(Extracted data entries)
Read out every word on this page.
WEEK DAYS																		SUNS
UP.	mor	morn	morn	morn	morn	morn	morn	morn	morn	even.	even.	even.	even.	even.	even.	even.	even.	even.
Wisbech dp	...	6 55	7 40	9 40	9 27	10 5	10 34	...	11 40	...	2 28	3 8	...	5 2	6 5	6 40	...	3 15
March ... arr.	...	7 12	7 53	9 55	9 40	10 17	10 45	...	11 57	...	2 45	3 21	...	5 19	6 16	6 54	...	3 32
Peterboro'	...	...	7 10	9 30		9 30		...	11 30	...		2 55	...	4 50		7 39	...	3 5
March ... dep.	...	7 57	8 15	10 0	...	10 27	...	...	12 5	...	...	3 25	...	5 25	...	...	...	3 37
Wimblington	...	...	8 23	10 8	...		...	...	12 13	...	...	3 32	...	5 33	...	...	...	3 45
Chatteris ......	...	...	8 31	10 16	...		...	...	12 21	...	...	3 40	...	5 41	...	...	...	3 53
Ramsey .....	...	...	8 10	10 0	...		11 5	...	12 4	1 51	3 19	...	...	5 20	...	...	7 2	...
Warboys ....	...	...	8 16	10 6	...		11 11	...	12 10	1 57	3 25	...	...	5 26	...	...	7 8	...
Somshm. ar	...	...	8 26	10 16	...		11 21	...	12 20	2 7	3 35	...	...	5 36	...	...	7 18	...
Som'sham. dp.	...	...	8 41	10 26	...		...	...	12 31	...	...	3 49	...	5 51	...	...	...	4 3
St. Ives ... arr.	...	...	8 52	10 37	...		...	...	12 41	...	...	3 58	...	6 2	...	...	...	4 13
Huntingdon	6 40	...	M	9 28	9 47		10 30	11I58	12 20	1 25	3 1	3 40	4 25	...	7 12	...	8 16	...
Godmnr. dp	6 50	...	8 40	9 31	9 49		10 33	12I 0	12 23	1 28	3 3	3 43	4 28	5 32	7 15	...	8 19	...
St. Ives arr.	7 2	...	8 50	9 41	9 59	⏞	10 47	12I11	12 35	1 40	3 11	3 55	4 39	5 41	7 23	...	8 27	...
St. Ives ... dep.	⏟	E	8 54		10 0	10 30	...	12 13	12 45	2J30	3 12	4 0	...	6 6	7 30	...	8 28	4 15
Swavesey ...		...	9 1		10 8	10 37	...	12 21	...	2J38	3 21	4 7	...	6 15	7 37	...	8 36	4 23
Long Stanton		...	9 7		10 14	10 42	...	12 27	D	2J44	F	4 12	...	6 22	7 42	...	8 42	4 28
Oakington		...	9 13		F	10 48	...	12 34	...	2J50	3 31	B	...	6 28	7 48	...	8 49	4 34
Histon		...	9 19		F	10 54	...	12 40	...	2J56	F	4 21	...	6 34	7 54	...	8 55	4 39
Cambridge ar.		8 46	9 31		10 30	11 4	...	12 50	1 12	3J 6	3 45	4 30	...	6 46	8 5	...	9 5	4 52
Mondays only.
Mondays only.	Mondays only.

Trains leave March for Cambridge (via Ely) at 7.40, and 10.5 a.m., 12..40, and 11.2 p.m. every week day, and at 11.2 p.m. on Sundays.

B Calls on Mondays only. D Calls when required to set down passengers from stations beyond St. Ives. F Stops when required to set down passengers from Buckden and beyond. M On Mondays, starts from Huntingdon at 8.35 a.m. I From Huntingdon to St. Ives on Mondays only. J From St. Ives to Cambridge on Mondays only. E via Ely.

_Your instructions_. Copy every line above that includes the string "Mondays".

_Solution to the problem_.
Mondays only.
Mondays only.	Mondays only.
B Calls on Mondays only. D Calls when required to set down passengers from stations beyond St. Ives. F Stops when required to set down passengers from Buckden and beyond. M On Mondays, starts from Huntingdon at 8.35 a.m. I From Huntingdon to St. Ives on Mondays only. J From St. Ives to Cambridge on Mondays only. E via Ely.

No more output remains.